GIVEN PASSAGE:
* Begin *

While there is great diversity among these lines of work, we think that it is possible to integrate some of them for adding an user's perspective to the traditional evaluation of performance. More concretely, we propose to incorporate data about the position a document in the search output like a measure of the overlap between the Web retrieval systems, with the goal of transforming a simple measure of coincidence of documents in a response to an extent of the overlap of documents in the useful response for users. It seeks to combine different viewpoints with the idea of bringing added value to the ratios that have so far been used.
It is a fact that the Web retrieval systems index large collections of documents. It is also true that the similarity between these indexes is very small. It has been traditionally assumed that this similarity is approximately 15%. If this is correct (usually this kind of comments is not supported by any study), it would mean an enormous diversity in the composition of these indexes which, in some way, most people would see when performing the same search in different systems (which, incidentally, is becoming less frequent). Nevertheless, another factor intervenes in the diversity of the reply, which is the ranking algorithm the systems use to provide the response. Each system implements a different algorithm; consequently, the level of divergence of the response the users can see is even greater.
Which of the levels of similarity -or divergence- is the most interesting for our analysis? From the point of view of the end user, we would choose that of the given response and, from the point of view of the administrator of a Web retrieval system, it would also be interesting to analyse the composition of the indexes, but for the users of the Web this is less important. We should not forget that it is very difficult to have access to all of these collections in order to analyse them. We can only find data on this concordance in the works of Losjland (2000a; 2000b) and Martínez (2002), besides the data on the overlap of Web retrieval systems which Notess (2002) took into account for the Search Engine Showdown blog (data not updated) and more recently Jansen and Spink (2006). So, it is difficult to find more sources of updated information on this subject.

* End *

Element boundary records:
* Begin *

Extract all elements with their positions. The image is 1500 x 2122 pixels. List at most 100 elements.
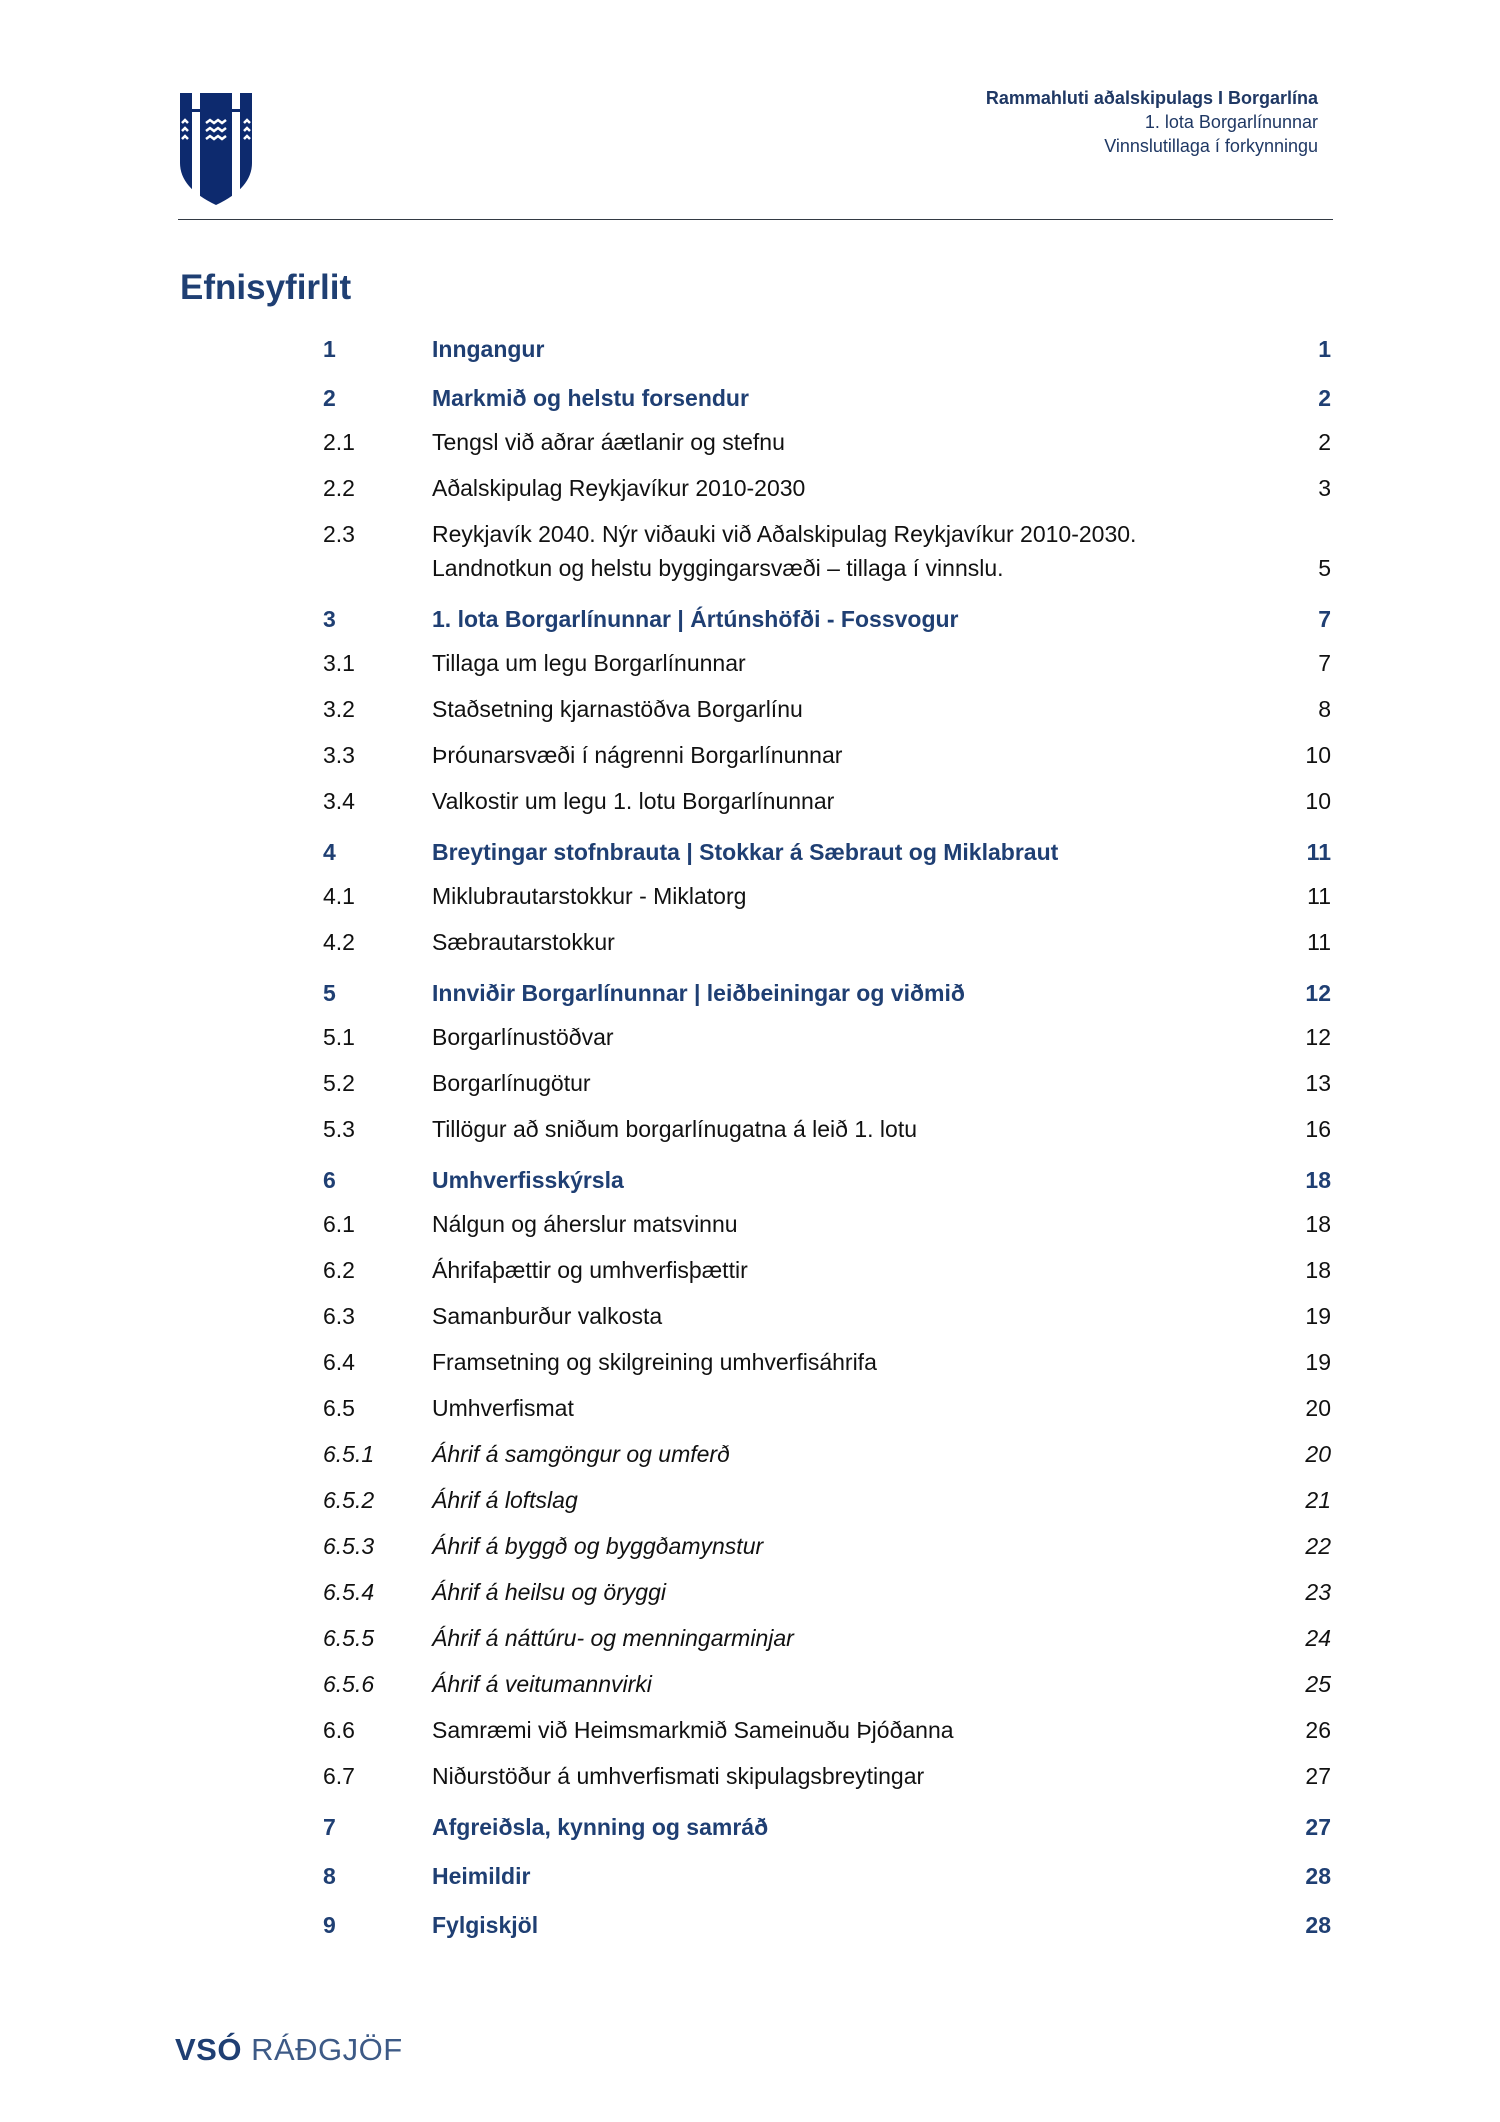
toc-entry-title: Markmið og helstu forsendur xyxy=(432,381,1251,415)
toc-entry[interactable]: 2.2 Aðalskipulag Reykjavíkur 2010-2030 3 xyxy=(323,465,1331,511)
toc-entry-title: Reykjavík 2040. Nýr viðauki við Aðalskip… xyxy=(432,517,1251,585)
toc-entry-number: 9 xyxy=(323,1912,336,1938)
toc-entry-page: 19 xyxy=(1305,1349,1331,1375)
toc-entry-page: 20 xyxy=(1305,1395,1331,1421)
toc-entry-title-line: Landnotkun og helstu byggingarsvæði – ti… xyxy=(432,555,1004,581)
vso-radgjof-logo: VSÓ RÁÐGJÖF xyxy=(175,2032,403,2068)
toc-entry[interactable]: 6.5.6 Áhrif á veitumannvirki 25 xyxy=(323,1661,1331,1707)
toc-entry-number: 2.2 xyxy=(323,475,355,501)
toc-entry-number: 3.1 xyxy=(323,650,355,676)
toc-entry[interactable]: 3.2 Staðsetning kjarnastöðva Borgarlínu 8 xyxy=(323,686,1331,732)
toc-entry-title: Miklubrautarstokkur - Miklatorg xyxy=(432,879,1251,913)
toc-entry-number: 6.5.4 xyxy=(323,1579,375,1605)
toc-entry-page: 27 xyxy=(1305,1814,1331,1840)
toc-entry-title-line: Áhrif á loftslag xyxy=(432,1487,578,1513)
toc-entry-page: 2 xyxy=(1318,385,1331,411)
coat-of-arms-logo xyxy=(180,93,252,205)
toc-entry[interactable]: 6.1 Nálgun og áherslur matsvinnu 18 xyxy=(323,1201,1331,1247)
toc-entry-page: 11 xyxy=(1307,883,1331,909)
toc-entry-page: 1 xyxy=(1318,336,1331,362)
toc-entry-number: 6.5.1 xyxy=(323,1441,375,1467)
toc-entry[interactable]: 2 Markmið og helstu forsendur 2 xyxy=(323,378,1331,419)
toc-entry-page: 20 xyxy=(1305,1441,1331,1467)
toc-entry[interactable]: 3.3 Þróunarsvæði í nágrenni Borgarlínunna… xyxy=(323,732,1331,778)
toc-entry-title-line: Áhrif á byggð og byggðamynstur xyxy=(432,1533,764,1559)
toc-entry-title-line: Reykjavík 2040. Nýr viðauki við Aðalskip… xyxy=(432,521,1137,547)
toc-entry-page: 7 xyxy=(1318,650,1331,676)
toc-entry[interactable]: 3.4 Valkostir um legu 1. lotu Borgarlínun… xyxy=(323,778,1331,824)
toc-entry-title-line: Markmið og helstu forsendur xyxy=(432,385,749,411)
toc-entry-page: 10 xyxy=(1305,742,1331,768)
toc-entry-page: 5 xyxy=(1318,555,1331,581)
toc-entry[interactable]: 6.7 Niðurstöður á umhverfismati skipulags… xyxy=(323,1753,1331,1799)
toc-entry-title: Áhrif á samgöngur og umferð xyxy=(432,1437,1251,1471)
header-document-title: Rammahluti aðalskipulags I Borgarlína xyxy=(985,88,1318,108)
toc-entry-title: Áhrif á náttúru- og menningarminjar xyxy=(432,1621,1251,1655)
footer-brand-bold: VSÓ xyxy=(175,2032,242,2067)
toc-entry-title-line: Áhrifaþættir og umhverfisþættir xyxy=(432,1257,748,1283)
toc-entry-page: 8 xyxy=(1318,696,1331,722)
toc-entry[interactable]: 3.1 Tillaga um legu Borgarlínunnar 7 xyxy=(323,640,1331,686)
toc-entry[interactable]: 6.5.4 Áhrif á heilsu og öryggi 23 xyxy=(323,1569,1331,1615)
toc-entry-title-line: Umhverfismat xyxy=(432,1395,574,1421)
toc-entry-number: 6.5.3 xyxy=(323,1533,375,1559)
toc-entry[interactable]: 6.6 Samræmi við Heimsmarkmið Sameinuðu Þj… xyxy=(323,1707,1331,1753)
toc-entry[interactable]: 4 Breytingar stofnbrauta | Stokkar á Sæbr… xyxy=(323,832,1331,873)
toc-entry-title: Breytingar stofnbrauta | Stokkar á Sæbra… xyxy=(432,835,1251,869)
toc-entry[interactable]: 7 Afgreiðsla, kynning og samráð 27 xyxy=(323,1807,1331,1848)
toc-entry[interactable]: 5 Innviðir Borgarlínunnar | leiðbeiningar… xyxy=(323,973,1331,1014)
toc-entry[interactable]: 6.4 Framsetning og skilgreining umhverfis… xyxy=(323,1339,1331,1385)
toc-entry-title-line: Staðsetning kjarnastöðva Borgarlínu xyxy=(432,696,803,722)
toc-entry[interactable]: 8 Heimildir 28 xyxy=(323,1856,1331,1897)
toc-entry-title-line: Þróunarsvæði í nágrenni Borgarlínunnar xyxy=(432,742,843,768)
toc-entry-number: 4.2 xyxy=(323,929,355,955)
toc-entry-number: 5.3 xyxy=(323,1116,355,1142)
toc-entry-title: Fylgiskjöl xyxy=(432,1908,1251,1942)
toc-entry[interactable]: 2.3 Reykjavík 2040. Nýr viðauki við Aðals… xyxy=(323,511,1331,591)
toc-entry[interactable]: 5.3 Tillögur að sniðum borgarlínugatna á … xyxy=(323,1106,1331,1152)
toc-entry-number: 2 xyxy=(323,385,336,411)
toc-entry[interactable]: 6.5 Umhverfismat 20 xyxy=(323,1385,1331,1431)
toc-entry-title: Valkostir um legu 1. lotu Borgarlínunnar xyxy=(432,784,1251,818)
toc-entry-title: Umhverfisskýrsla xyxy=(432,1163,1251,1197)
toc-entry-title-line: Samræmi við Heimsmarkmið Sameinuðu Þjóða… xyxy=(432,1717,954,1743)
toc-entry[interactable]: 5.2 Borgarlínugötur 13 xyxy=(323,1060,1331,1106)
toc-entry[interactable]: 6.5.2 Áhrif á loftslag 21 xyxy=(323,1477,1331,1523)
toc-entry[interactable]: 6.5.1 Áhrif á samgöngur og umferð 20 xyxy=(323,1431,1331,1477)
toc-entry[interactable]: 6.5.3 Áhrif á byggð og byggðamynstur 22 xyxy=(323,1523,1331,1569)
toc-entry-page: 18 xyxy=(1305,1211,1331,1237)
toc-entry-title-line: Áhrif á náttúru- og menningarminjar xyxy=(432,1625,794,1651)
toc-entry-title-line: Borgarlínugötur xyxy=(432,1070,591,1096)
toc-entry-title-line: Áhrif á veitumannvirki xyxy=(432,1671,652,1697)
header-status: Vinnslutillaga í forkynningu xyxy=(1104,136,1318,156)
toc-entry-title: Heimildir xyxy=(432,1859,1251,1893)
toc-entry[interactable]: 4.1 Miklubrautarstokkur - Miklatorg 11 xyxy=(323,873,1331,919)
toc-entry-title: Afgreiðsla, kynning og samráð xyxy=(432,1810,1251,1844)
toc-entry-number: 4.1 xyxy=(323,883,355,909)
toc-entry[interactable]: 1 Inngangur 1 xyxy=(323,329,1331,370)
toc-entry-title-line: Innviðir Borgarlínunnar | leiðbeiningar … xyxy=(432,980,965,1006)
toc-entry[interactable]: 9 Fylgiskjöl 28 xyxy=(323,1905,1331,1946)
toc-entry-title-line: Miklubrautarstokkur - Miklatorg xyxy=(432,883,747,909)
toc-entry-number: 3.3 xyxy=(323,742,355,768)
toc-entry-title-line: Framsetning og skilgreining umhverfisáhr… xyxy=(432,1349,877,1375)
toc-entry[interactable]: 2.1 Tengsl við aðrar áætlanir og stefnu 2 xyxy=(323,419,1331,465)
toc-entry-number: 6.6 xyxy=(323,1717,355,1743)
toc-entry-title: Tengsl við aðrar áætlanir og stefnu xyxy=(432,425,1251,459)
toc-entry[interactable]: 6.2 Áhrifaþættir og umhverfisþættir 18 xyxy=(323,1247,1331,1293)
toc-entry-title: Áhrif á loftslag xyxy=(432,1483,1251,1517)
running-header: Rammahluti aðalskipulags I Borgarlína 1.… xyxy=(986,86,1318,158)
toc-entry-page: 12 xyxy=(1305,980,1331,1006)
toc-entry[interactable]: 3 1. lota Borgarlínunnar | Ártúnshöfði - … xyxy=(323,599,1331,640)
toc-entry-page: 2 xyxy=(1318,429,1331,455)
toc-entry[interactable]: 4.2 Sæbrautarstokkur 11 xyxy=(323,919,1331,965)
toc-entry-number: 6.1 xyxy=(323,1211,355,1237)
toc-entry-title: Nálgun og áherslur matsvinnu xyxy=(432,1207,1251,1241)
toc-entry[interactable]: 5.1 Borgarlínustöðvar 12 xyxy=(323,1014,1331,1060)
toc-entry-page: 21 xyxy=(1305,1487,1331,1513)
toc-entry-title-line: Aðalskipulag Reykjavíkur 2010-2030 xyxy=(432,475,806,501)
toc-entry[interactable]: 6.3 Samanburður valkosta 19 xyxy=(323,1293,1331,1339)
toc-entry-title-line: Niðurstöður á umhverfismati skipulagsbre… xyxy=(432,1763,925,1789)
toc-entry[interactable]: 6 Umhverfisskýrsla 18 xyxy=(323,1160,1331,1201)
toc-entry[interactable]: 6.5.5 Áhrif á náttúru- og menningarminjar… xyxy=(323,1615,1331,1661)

* End *
* Begin *

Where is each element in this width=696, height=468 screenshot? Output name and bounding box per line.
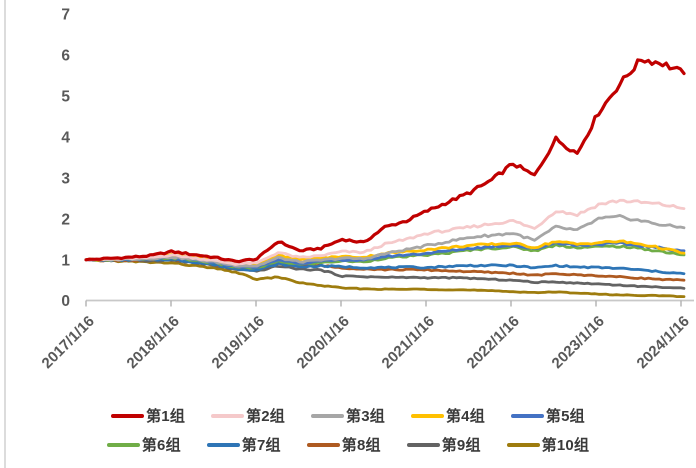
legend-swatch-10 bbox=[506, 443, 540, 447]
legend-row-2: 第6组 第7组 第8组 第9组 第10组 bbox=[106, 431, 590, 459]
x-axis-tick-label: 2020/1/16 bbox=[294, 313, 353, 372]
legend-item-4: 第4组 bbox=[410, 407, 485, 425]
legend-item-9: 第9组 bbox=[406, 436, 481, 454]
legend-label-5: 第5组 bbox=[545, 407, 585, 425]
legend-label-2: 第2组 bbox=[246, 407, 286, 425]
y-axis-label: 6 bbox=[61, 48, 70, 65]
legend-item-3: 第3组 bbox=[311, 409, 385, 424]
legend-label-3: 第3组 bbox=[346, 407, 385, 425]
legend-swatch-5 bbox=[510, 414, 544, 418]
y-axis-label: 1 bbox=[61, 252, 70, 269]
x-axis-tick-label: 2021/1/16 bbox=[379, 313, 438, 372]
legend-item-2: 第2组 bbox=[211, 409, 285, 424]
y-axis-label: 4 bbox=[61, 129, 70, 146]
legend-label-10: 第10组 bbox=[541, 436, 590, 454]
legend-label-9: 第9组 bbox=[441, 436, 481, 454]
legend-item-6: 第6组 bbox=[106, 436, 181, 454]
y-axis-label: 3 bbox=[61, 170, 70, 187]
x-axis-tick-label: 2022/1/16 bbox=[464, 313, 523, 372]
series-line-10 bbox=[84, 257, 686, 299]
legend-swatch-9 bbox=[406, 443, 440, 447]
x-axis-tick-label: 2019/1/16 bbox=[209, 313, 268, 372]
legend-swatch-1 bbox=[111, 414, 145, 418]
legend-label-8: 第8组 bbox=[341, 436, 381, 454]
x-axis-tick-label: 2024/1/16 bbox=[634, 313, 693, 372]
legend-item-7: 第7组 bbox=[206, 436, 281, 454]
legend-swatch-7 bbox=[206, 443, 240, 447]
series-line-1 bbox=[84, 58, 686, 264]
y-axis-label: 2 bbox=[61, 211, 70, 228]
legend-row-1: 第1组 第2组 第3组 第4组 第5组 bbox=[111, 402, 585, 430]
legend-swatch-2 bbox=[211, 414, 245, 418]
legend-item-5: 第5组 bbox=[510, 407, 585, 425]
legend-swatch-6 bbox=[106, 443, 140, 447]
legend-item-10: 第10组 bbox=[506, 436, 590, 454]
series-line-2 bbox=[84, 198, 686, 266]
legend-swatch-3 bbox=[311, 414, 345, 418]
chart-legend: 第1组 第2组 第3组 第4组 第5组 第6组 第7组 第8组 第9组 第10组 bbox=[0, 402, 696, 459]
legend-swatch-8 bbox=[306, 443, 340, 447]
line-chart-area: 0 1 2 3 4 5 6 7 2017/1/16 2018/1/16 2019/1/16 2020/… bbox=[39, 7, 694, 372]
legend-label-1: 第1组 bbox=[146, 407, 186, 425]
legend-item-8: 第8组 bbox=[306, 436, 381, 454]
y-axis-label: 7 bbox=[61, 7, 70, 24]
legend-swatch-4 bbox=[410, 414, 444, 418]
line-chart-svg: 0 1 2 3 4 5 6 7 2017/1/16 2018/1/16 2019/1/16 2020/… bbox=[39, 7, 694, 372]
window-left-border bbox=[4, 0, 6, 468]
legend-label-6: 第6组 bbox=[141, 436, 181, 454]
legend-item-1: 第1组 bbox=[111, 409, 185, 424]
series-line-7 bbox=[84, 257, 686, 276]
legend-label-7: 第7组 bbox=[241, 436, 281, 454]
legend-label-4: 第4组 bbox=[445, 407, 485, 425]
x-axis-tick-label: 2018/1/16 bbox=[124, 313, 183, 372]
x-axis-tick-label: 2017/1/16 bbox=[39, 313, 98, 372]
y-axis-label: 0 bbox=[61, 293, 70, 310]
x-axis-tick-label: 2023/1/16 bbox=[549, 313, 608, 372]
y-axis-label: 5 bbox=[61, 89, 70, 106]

* End *

STATED PROBLEM 1: According to the passage on Web retrieval systems, what level of similarity between their indexes has traditionally been assumed?
STATED PROBLEM 2: Echo the records from the line with "legend-swatch-10 bbox=[506, 443, 540, 447]" up to and including the line with "legend-item-8: 第8组 bbox=[306, 436, 381, 454]".

TASK ANSWER 1: Approximately 15%.

TASK ANSWER 2:
legend-swatch-10 bbox=[506, 443, 540, 447]
legend-row-2: 第6组 第7组 第8组 第9组 第10组 bbox=[106, 431, 590, 459]
x-axis-tick-label: 2020/1/16 bbox=[294, 313, 353, 372]
legend-item-4: 第4组 bbox=[410, 407, 485, 425]
legend-item-9: 第9组 bbox=[406, 436, 481, 454]
legend-label-5: 第5组 bbox=[545, 407, 585, 425]
legend-label-2: 第2组 bbox=[246, 407, 286, 425]
y-axis-label: 6 bbox=[61, 48, 70, 65]
legend-item-3: 第3组 bbox=[311, 409, 385, 424]
legend-label-3: 第3组 bbox=[346, 407, 385, 425]
legend-swatch-5 bbox=[510, 414, 544, 418]
y-axis-label: 1 bbox=[61, 252, 70, 269]
x-axis-tick-label: 2021/1/16 bbox=[379, 313, 438, 372]
legend-item-2: 第2组 bbox=[211, 409, 285, 424]
y-axis-label: 4 bbox=[61, 129, 70, 146]
legend-label-10: 第10组 bbox=[541, 436, 590, 454]
legend-label-9: 第9组 bbox=[441, 436, 481, 454]
legend-item-6: 第6组 bbox=[106, 436, 181, 454]
y-axis-label: 3 bbox=[61, 170, 70, 187]
x-axis-tick-label: 2022/1/16 bbox=[464, 313, 523, 372]
series-line-10 bbox=[84, 257, 686, 299]
legend-swatch-9 bbox=[406, 443, 440, 447]
x-axis-tick-label: 2019/1/16 bbox=[209, 313, 268, 372]
legend-swatch-1 bbox=[111, 414, 145, 418]
legend-label-8: 第8组 bbox=[341, 436, 381, 454]
x-axis-tick-label: 2024/1/16 bbox=[634, 313, 693, 372]
legend-item-7: 第7组 bbox=[206, 436, 281, 454]
legend-swatch-7 bbox=[206, 443, 240, 447]
series-line-1 bbox=[84, 58, 686, 264]
y-axis-label: 2 bbox=[61, 211, 70, 228]
legend-row-1: 第1组 第2组 第3组 第4组 第5组 bbox=[111, 402, 585, 430]
legend-swatch-2 bbox=[211, 414, 245, 418]
legend-item-5: 第5组 bbox=[510, 407, 585, 425]
legend-swatch-6 bbox=[106, 443, 140, 447]
legend-item-10: 第10组 bbox=[506, 436, 590, 454]
series-line-2 bbox=[84, 198, 686, 266]
legend-swatch-3 bbox=[311, 414, 345, 418]
chart-legend: 第1组 第2组 第3组 第4组 第5组 第6组 第7组 第8组 第9组 第10组 bbox=[0, 402, 696, 459]
legend-swatch-8 bbox=[306, 443, 340, 447]
line-chart-area: 0 1 2 3 4 5 6 7 2017/1/16 2018/1/16 2019/1/16 2020/… bbox=[39, 7, 694, 372]
legend-label-1: 第1组 bbox=[146, 407, 186, 425]
legend-item-8: 第8组 bbox=[306, 436, 381, 454]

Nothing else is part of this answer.